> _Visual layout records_
──────
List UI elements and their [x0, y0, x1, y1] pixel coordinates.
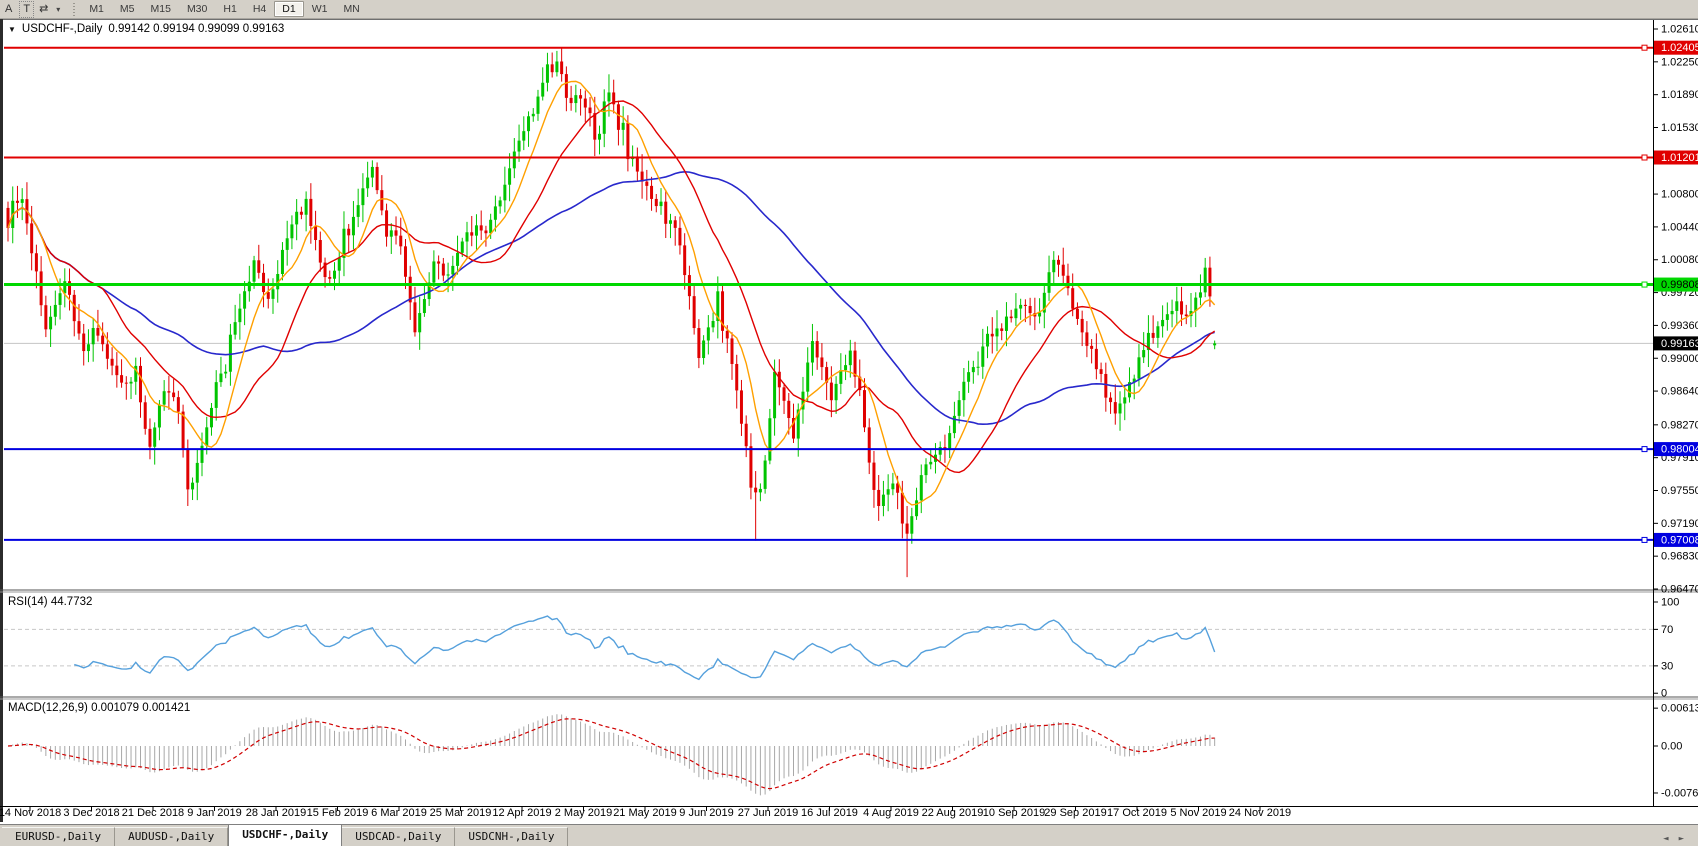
price-tick-0.98640: 0.98640 [1661, 386, 1698, 398]
price-tick-1.00800: 1.00800 [1661, 189, 1698, 201]
date-label-3: 9 Jan 2019 [187, 807, 241, 819]
toolbar-separator [73, 2, 76, 16]
timeframe-button-m15[interactable]: M15 [150, 3, 171, 15]
date-label-20: 24 Nov 2019 [1229, 807, 1291, 819]
tabs-scroll-left-icon[interactable]: ◄ [1663, 834, 1669, 844]
date-label-8: 12 Apr 2019 [492, 807, 551, 819]
price-tick-1.00440: 1.00440 [1661, 221, 1698, 233]
toolbar: A T ⇄ ▾ M1 M5 M15 M30 H1 H4 D1 W1 MN [0, 0, 1698, 19]
timeframe-button-mn[interactable]: MN [343, 3, 360, 15]
date-label-13: 16 Jul 2019 [801, 807, 858, 819]
chart-tab-usdcnh[interactable]: USDCNH-,Daily [455, 827, 569, 846]
date-label-18: 17 Oct 2019 [1107, 807, 1167, 819]
date-label-15: 22 Aug 2019 [922, 807, 984, 819]
rsi-indicator-label: RSI(14) 44.7732 [8, 596, 93, 608]
hline-price-label-0.97008 [1654, 532, 1698, 547]
date-label-0: 14 Nov 2018 [0, 807, 61, 819]
dropdown-caret-icon[interactable]: ▾ [56, 4, 61, 14]
collapse-triangle-icon[interactable]: ▼ [8, 24, 16, 34]
hline-handle-1.02405[interactable] [1641, 44, 1648, 51]
chart-tab-eurusd[interactable]: EURUSD-,Daily [2, 827, 116, 846]
window-left-border [0, 19, 3, 822]
rsi-tick-100: 100 [1661, 597, 1679, 609]
price-tick-1.02250: 1.02250 [1661, 56, 1698, 68]
hline-handle-0.99808[interactable] [1641, 281, 1648, 288]
date-label-14: 4 Aug 2019 [863, 807, 919, 819]
hline-price-label-1.02405 [1654, 40, 1698, 55]
svg-text:0.97008: 0.97008 [1661, 534, 1698, 546]
price-tick-0.98270: 0.98270 [1661, 419, 1698, 431]
chart-frame: 1.026101.022501.018901.015301.011701.008… [0, 19, 1698, 823]
macd-tick-0.00: 0.00 [1661, 741, 1682, 753]
chart-canvas[interactable]: 1.026101.022501.018901.015301.011701.008… [0, 19, 1698, 823]
price-tick-1.00080: 1.00080 [1661, 254, 1698, 266]
tabs-scroll-right-icon[interactable]: ► [1678, 834, 1684, 844]
price-tick-0.99360: 0.99360 [1661, 320, 1698, 332]
date-label-16: 10 Sep 2019 [983, 807, 1045, 819]
date-label-12: 27 Jun 2019 [738, 807, 799, 819]
date-label-10: 21 May 2019 [613, 807, 677, 819]
macd-panel[interactable] [7, 714, 1216, 796]
symbol-label: USDCHF-,Daily [21, 23, 103, 35]
svg-text:0.98004: 0.98004 [1661, 444, 1698, 456]
svg-text:0.99808: 0.99808 [1661, 279, 1698, 291]
timeframe-button-d1[interactable]: D1 [274, 1, 304, 17]
timeframe-button-w1[interactable]: W1 [311, 3, 328, 15]
candlesticks [6, 47, 1217, 578]
hline-price-label-1.01201 [1654, 150, 1698, 165]
hline-price-label-0.98004 [1654, 442, 1698, 457]
price-tick-0.97190: 0.97190 [1661, 518, 1698, 530]
timeframe-button-h1[interactable]: H1 [223, 3, 237, 15]
timeframe-button-h4[interactable]: H4 [252, 3, 267, 15]
macd-indicator-label: MACD(12,26,9) 0.001079 0.001421 [8, 702, 191, 714]
date-label-17: 29 Sep 2019 [1044, 807, 1106, 819]
date-axis[interactable]: 14 Nov 2018 3 Dec 2018 21 Dec 2018 9 Jan 20… [0, 807, 1291, 819]
hline-handle-0.98004[interactable] [1641, 446, 1648, 453]
rsi-tick-70: 70 [1661, 624, 1673, 636]
chart-tab-usdchf[interactable]: USDCHF-,Daily [228, 824, 343, 846]
main-price-panel[interactable] [4, 47, 1653, 578]
date-label-6: 6 Mar 2019 [371, 807, 427, 819]
ohlc-values: 0.99142 0.99194 0.99099 0.99163 [108, 23, 285, 35]
date-label-11: 9 Jun 2019 [679, 807, 733, 819]
price-tick-0.97550: 0.97550 [1661, 485, 1698, 497]
date-label-19: 5 Nov 2019 [1170, 807, 1226, 819]
timeframe-button-m5[interactable]: M5 [119, 3, 135, 15]
date-label-2: 21 Dec 2018 [122, 807, 184, 819]
chart-tab-audusd[interactable]: AUDUSD-,Daily [115, 827, 229, 846]
svg-text:1.02405: 1.02405 [1661, 42, 1698, 54]
timeframe-button-m1[interactable]: M1 [89, 3, 104, 15]
macd-tick-0.00613: 0.00613 [1661, 703, 1698, 715]
timeframe-button-m30[interactable]: M30 [186, 3, 208, 15]
price-tick-0.96470: 0.96470 [1661, 583, 1698, 595]
date-label-5: 15 Feb 2019 [307, 807, 369, 819]
rsi-tick-30: 30 [1661, 660, 1673, 672]
price-tick-0.99000: 0.99000 [1661, 353, 1698, 365]
crosshair-tool-icon[interactable]: ⇄ [39, 2, 49, 15]
price-tick-1.01890: 1.01890 [1661, 89, 1698, 101]
chart-tab-bar: EURUSD-,Daily AUDUSD-,Daily USDCHF-,Daily U… [0, 824, 1698, 846]
chart-title: ▼ USDCHF-,Daily 0.99142 0.99194 0.99099 … [8, 23, 284, 35]
rsi-panel[interactable] [4, 615, 1653, 681]
svg-text:1.01201: 1.01201 [1661, 152, 1698, 164]
hline-handle-1.01201[interactable] [1641, 154, 1648, 161]
chart-tab-usdcad[interactable]: USDCAD-,Daily [342, 827, 456, 846]
hline-price-label-0.99808 [1654, 277, 1698, 292]
date-label-7: 25 Mar 2019 [430, 807, 492, 819]
current-price-label [1654, 336, 1698, 351]
hline-handle-0.97008[interactable] [1641, 536, 1648, 543]
rsi-tick-0: 0 [1661, 688, 1667, 700]
date-label-9: 2 May 2019 [555, 807, 612, 819]
text-label-tool-icon[interactable]: T [19, 0, 35, 18]
svg-text:0.99163: 0.99163 [1661, 338, 1698, 350]
date-label-1: 3 Dec 2018 [63, 807, 119, 819]
price-tick-1.02610: 1.02610 [1661, 24, 1698, 36]
price-tick-0.96830: 0.96830 [1661, 551, 1698, 563]
price-tick-1.01530: 1.01530 [1661, 122, 1698, 134]
arrow-text-tool-icon[interactable]: A [5, 2, 13, 15]
date-label-4: 28 Jan 2019 [246, 807, 307, 819]
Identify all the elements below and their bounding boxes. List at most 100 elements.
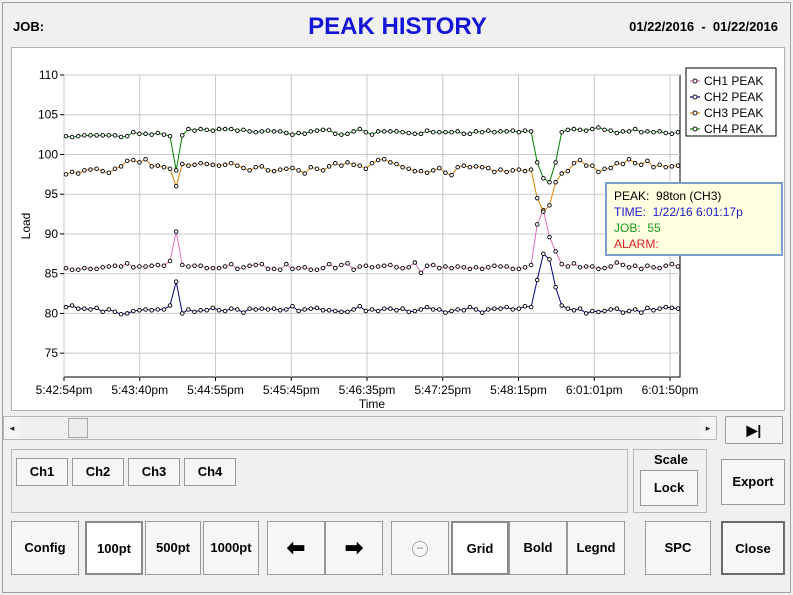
data-point-ch3	[302, 171, 307, 176]
data-point-ch4	[528, 129, 534, 134]
data-point-ch3	[375, 157, 381, 163]
data-point-ch4	[192, 128, 197, 133]
data-point-ch1	[388, 262, 393, 268]
minus-circle-icon: −	[412, 540, 428, 557]
data-point-ch1	[82, 265, 87, 271]
data-point-ch3	[522, 168, 528, 174]
data-point-ch3	[149, 164, 154, 169]
data-point-ch2	[449, 308, 454, 314]
bold-button[interactable]: Bold	[509, 521, 567, 575]
data-point-ch3	[510, 168, 516, 173]
data-point-ch4	[486, 128, 491, 133]
config-button[interactable]: Config	[11, 521, 79, 575]
data-point-ch1	[418, 270, 424, 276]
prev-button[interactable]: ⬅	[267, 521, 325, 575]
job-label: JOB:	[13, 19, 45, 34]
data-point-ch4	[516, 129, 522, 135]
data-point-ch1	[333, 265, 338, 271]
y-tick-label: 95	[45, 187, 59, 201]
data-point-ch2	[510, 307, 516, 312]
grid-button[interactable]: Grid	[451, 521, 509, 575]
data-point-ch2	[75, 306, 81, 311]
data-point-ch2	[351, 307, 356, 312]
lock-button[interactable]: Lock	[640, 470, 698, 506]
data-point-ch2	[571, 307, 577, 313]
data-point-ch2	[357, 304, 363, 309]
data-point-ch3	[216, 163, 222, 168]
scroll-thumb[interactable]	[68, 418, 88, 438]
data-point-ch4	[651, 129, 656, 135]
data-point-ch3	[192, 162, 197, 168]
next-button[interactable]: ➡	[325, 521, 383, 575]
data-point-ch3	[112, 166, 118, 172]
y-tick-label: 90	[45, 227, 59, 241]
ch2-button[interactable]: Ch2	[72, 458, 124, 486]
data-point-ch4	[155, 130, 161, 136]
data-point-ch4	[455, 129, 460, 134]
scroll-end-button[interactable]: ▶|	[725, 416, 783, 444]
data-point-ch1	[663, 263, 669, 268]
data-point-ch4	[308, 129, 314, 134]
x-tick-label: 5:48:15pm	[490, 383, 547, 397]
data-point-ch2	[473, 307, 479, 312]
data-point-ch2	[614, 306, 620, 311]
data-point-ch4	[82, 133, 87, 138]
y-tick-label: 110	[39, 68, 58, 82]
data-point-ch1	[222, 264, 228, 269]
horizontal-scrollbar[interactable]: ◂ ▸	[3, 416, 717, 440]
ch1-button[interactable]: Ch1	[16, 458, 68, 486]
500pt-button[interactable]: 500pt	[145, 521, 201, 575]
data-point-ch2	[455, 307, 460, 312]
data-point-ch3	[577, 157, 583, 163]
zoom-out-button[interactable]: −	[391, 521, 449, 575]
data-point-ch2	[430, 307, 436, 312]
data-point-ch1	[357, 264, 363, 269]
data-point-ch2	[180, 311, 185, 316]
data-point-ch4	[253, 129, 258, 135]
export-button[interactable]: Export	[721, 459, 785, 505]
scroll-left-button[interactable]: ◂	[4, 417, 20, 439]
data-point-ch2	[424, 304, 430, 310]
data-point-ch3	[602, 166, 607, 172]
data-point-ch4	[565, 127, 571, 133]
data-point-ch1	[277, 267, 283, 272]
data-point-ch3	[290, 165, 295, 171]
data-point-ch2	[632, 307, 638, 312]
data-point-ch1	[296, 265, 301, 271]
data-point-ch4	[235, 128, 240, 133]
data-point-ch3	[167, 166, 173, 172]
x-tick-label: 5:46:35pm	[339, 383, 396, 397]
data-point-ch2	[443, 310, 448, 315]
data-point-ch3	[253, 164, 258, 170]
data-point-ch4	[228, 126, 234, 132]
data-point-ch4	[161, 132, 167, 137]
data-point-ch3	[486, 165, 491, 171]
data-point-ch4	[118, 134, 124, 140]
data-point-ch4	[345, 131, 350, 137]
data-point-ch4	[602, 127, 607, 133]
ch4-button[interactable]: Ch4	[184, 458, 236, 486]
data-point-ch1	[75, 267, 81, 272]
data-point-ch1	[437, 265, 442, 271]
1000pt-button[interactable]: 1000pt	[203, 521, 259, 575]
legend-button[interactable]: Legnd	[567, 521, 625, 575]
scroll-right-button[interactable]: ▸	[700, 417, 716, 439]
data-point-ch3	[186, 163, 191, 168]
data-point-ch4	[510, 128, 516, 133]
x-tick-label: 5:45:45pm	[263, 383, 320, 397]
data-point-ch3	[198, 160, 203, 166]
data-point-ch2	[186, 307, 191, 312]
data-point-ch3	[492, 169, 497, 175]
tooltip-job: JOB: 55	[614, 221, 661, 235]
data-point-ch3	[357, 163, 363, 168]
data-point-ch2	[381, 306, 387, 311]
data-point-ch4	[100, 133, 105, 138]
data-point-ch3	[559, 171, 564, 176]
spc-button[interactable]: SPC	[645, 521, 711, 575]
data-point-ch3	[461, 163, 467, 168]
data-point-ch3	[614, 160, 620, 166]
data-point-ch4	[547, 180, 552, 185]
close-button[interactable]: Close	[721, 521, 785, 575]
ch3-button[interactable]: Ch3	[128, 458, 180, 486]
100pt-button[interactable]: 100pt	[85, 521, 143, 575]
──────
> _EXERCISE_
Turn the lines in the records from the line with "price-tick-0.98640: 0.98640 [1661, 386, 1698, 398]" up to and including the line with "hline-price-label-0.97008 [1654, 532, 1698, 547]" into a Markdown table with the columns Row and Line, skipping any blank lines. Include only those lines.

> _THE COMPLETED TASK_
| Row | Line |
|---|---|
| 1 | price-tick-0.98640: 0.98640 [1661, 386, 1698, 398] |
| 2 | price-tick-1.00800: 1.00800 [1661, 189, 1698, 201] |
| 3 | date-label-3: 9 Jan 2019 [187, 807, 241, 819] |
| 4 | toolbar-separator [73, 2, 76, 16] |
| 5 | timeframe-button-m15[interactable]: M15 [150, 3, 171, 15] |
| 6 | date-label-20: 24 Nov 2019 [1229, 807, 1291, 819] |
| 7 | tabs-scroll-left-icon[interactable]: ◄ [1663, 834, 1669, 844] |
| 8 | date-label-8: 12 Apr 2019 [492, 807, 551, 819] |
| 9 | price-tick-1.00440: 1.00440 [1661, 221, 1698, 233] |
| 10 | toolbar: A T ⇄ ▾ M1 M5 M15 M30 H1 H4 D1 W1 MN [0, 0, 1698, 19] |
| 11 | timeframe-button-mn[interactable]: MN [343, 3, 360, 15] |
| 12 | date-label-13: 16 Jul 2019 [801, 807, 858, 819] |
| 13 | chart-tab-usdcnh[interactable]: USDCNH-,Daily [455, 827, 569, 846] |
| 14 | date-label-18: 17 Oct 2019 [1107, 807, 1167, 819] |
| 15 | date-label-15: 22 Aug 2019 [922, 807, 984, 819] |
| 16 | rsi-indicator-label: RSI(14) 44.7732 [8, 596, 93, 608] |
| 17 | hline-price-label-0.97008 [1654, 532, 1698, 547] |